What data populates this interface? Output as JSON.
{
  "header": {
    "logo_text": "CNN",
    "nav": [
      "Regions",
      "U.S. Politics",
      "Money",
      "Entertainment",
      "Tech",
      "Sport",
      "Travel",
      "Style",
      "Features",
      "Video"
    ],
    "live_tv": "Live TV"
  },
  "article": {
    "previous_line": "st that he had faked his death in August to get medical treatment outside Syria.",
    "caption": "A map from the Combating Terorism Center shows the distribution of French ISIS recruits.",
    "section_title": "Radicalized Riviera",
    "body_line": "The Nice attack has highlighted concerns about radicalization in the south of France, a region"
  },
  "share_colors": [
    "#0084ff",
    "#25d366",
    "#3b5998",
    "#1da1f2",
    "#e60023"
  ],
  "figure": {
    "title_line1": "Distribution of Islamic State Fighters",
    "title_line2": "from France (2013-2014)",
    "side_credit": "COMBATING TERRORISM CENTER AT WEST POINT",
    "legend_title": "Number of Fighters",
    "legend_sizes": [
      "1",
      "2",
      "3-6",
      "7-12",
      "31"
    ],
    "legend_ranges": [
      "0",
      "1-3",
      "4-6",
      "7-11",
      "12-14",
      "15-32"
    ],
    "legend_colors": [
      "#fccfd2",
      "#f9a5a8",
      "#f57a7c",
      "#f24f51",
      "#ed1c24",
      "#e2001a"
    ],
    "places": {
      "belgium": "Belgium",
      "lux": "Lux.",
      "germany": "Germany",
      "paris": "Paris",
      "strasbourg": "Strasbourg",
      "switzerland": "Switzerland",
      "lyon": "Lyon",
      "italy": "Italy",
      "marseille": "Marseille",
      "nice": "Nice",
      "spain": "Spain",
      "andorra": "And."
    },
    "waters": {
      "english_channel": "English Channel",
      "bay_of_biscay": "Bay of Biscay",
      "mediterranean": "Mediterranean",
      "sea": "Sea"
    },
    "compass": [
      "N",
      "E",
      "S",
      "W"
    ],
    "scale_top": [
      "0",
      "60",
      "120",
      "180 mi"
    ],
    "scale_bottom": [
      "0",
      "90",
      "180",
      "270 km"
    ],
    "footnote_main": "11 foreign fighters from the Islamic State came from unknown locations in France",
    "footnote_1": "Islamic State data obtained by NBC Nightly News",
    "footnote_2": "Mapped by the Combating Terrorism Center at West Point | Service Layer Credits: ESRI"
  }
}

● ● ● ●

**WHAT YOU ARE ASKED TO DO**
Search the data for "Nice". Copy every line that has it.

**EXPECTED ANSWER**
    "body_line": "The Nice attack has highlighted concerns about radicalization in the south of France, a region"
      "nice": "Nice",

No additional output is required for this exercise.